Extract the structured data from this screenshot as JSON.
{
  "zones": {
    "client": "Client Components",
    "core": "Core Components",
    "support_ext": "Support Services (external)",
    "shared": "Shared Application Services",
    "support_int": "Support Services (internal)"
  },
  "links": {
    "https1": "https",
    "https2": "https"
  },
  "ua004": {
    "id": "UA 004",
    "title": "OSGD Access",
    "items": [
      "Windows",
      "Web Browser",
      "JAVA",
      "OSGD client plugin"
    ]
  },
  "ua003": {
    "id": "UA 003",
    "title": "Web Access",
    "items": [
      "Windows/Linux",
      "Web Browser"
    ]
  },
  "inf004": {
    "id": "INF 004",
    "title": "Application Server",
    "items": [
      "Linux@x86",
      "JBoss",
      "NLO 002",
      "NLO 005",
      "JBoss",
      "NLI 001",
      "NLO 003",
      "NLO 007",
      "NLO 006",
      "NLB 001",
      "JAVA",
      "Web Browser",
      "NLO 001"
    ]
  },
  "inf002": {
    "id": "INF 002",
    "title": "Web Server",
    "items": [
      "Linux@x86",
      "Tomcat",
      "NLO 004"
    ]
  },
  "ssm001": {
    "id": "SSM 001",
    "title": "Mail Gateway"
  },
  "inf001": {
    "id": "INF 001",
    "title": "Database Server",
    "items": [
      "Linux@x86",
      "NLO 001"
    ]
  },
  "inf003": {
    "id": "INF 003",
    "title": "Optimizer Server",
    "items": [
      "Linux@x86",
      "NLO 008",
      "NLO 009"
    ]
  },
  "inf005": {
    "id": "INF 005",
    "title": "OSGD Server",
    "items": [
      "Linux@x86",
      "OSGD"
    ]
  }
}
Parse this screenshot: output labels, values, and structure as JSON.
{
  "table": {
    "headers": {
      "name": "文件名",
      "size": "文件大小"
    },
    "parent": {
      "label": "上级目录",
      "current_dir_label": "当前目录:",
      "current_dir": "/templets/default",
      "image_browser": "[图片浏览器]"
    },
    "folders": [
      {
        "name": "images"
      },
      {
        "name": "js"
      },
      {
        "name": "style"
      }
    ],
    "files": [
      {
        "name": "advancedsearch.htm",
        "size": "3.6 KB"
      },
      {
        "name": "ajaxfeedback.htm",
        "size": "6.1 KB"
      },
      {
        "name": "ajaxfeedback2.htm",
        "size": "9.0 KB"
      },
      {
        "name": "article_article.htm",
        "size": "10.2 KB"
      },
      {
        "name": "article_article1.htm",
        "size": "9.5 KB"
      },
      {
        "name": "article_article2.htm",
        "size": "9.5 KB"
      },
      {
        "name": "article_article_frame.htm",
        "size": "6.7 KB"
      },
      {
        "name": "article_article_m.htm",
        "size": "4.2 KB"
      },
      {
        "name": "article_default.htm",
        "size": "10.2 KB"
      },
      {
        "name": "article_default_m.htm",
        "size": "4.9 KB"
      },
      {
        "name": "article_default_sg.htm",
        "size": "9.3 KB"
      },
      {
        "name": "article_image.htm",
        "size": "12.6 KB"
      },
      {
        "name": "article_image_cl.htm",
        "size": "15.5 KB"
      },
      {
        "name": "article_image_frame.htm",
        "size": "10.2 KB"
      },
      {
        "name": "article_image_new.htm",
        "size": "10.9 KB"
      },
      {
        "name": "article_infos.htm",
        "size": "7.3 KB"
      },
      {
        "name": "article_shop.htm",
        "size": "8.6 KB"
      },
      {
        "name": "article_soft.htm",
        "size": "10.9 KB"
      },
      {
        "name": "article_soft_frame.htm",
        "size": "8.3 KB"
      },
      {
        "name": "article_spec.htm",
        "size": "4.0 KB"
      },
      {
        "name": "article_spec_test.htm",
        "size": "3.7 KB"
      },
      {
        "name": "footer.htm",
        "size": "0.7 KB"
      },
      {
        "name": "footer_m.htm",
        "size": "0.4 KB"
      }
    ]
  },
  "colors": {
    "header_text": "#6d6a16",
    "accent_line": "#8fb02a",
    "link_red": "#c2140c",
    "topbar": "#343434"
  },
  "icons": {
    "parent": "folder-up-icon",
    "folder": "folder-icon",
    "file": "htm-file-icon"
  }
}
++++
→ WHAT IS NEEDED
Write an exact transcription of every entry above.

→ ANSWER FOR THE TASK
Extract the structured data from this screenshot as JSON.
{
  "zones": {
    "client": "Client Components",
    "core": "Core Components",
    "support_ext": "Support Services (external)",
    "shared": "Shared Application Services",
    "support_int": "Support Services (internal)"
  },
  "links": {
    "https1": "https",
    "https2": "https"
  },
  "ua004": {
    "id": "UA 004",
    "title": "OSGD Access",
    "items": [
      "Windows",
      "Web Browser",
      "JAVA",
      "OSGD client plugin"
    ]
  },
  "ua003": {
    "id": "UA 003",
    "title": "Web Access",
    "items": [
      "Windows/Linux",
      "Web Browser"
    ]
  },
  "inf004": {
    "id": "INF 004",
    "title": "Application Server",
    "items": [
      "Linux@x86",
      "JBoss",
      "NLO 002",
      "NLO 005",
      "JBoss",
      "NLI 001",
      "NLO 003",
      "NLO 007",
      "NLO 006",
      "NLB 001",
      "JAVA",
      "Web Browser",
      "NLO 001"
    ]
  },
  "inf002": {
    "id": "INF 002",
    "title": "Web Server",
    "items": [
      "Linux@x86",
      "Tomcat",
      "NLO 004"
    ]
  },
  "ssm001": {
    "id": "SSM 001",
    "title": "Mail Gateway"
  },
  "inf001": {
    "id": "INF 001",
    "title": "Database Server",
    "items": [
      "Linux@x86",
      "NLO 001"
    ]
  },
  "inf003": {
    "id": "INF 003",
    "title": "Optimizer Server",
    "items": [
      "Linux@x86",
      "NLO 008",
      "NLO 009"
    ]
  },
  "inf005": {
    "id": "INF 005",
    "title": "OSGD Server",
    "items": [
      "Linux@x86",
      "OSGD"
    ]
  }
}
Parse this screenshot: output labels, values, and structure as JSON.
{
  "table": {
    "headers": {
      "name": "文件名",
      "size": "文件大小"
    },
    "parent": {
      "label": "上级目录",
      "current_dir_label": "当前目录:",
      "current_dir": "/templets/default",
      "image_browser": "[图片浏览器]"
    },
    "folders": [
      {
        "name": "images"
      },
      {
        "name": "js"
      },
      {
        "name": "style"
      }
    ],
    "files": [
      {
        "name": "advancedsearch.htm",
        "size": "3.6 KB"
      },
      {
        "name": "ajaxfeedback.htm",
        "size": "6.1 KB"
      },
      {
        "name": "ajaxfeedback2.htm",
        "size": "9.0 KB"
      },
      {
        "name": "article_article.htm",
        "size": "10.2 KB"
      },
      {
        "name": "article_article1.htm",
        "size": "9.5 KB"
      },
      {
        "name": "article_article2.htm",
        "size": "9.5 KB"
      },
      {
        "name": "article_article_frame.htm",
        "size": "6.7 KB"
      },
      {
        "name": "article_article_m.htm",
        "size": "4.2 KB"
      },
      {
        "name": "article_default.htm",
        "size": "10.2 KB"
      },
      {
        "name": "article_default_m.htm",
        "size": "4.9 KB"
      },
      {
        "name": "article_default_sg.htm",
        "size": "9.3 KB"
      },
      {
        "name": "article_image.htm",
        "size": "12.6 KB"
      },
      {
        "name": "article_image_cl.htm",
        "size": "15.5 KB"
      },
      {
        "name": "article_image_frame.htm",
        "size": "10.2 KB"
      },
      {
        "name": "article_image_new.htm",
        "size": "10.9 KB"
      },
      {
        "name": "article_infos.htm",
        "size": "7.3 KB"
      },
      {
        "name": "article_shop.htm",
        "size": "8.6 KB"
      },
      {
        "name": "article_soft.htm",
        "size": "10.9 KB"
      },
      {
        "name": "article_soft_frame.htm",
        "size": "8.3 KB"
      },
      {
        "name": "article_spec.htm",
        "size": "4.0 KB"
      },
      {
        "name": "article_spec_test.htm",
        "size": "3.7 KB"
      },
      {
        "name": "footer.htm",
        "size": "0.7 KB"
      },
      {
        "name": "footer_m.htm",
        "size": "0.4 KB"
      }
    ]
  },
  "colors": {
    "header_text": "#6d6a16",
    "accent_line": "#8fb02a",
    "link_red": "#c2140c",
    "topbar": "#343434"
  },
  "icons": {
    "parent": "folder-up-icon",
    "folder": "folder-icon",
    "file": "htm-file-icon"
  }
}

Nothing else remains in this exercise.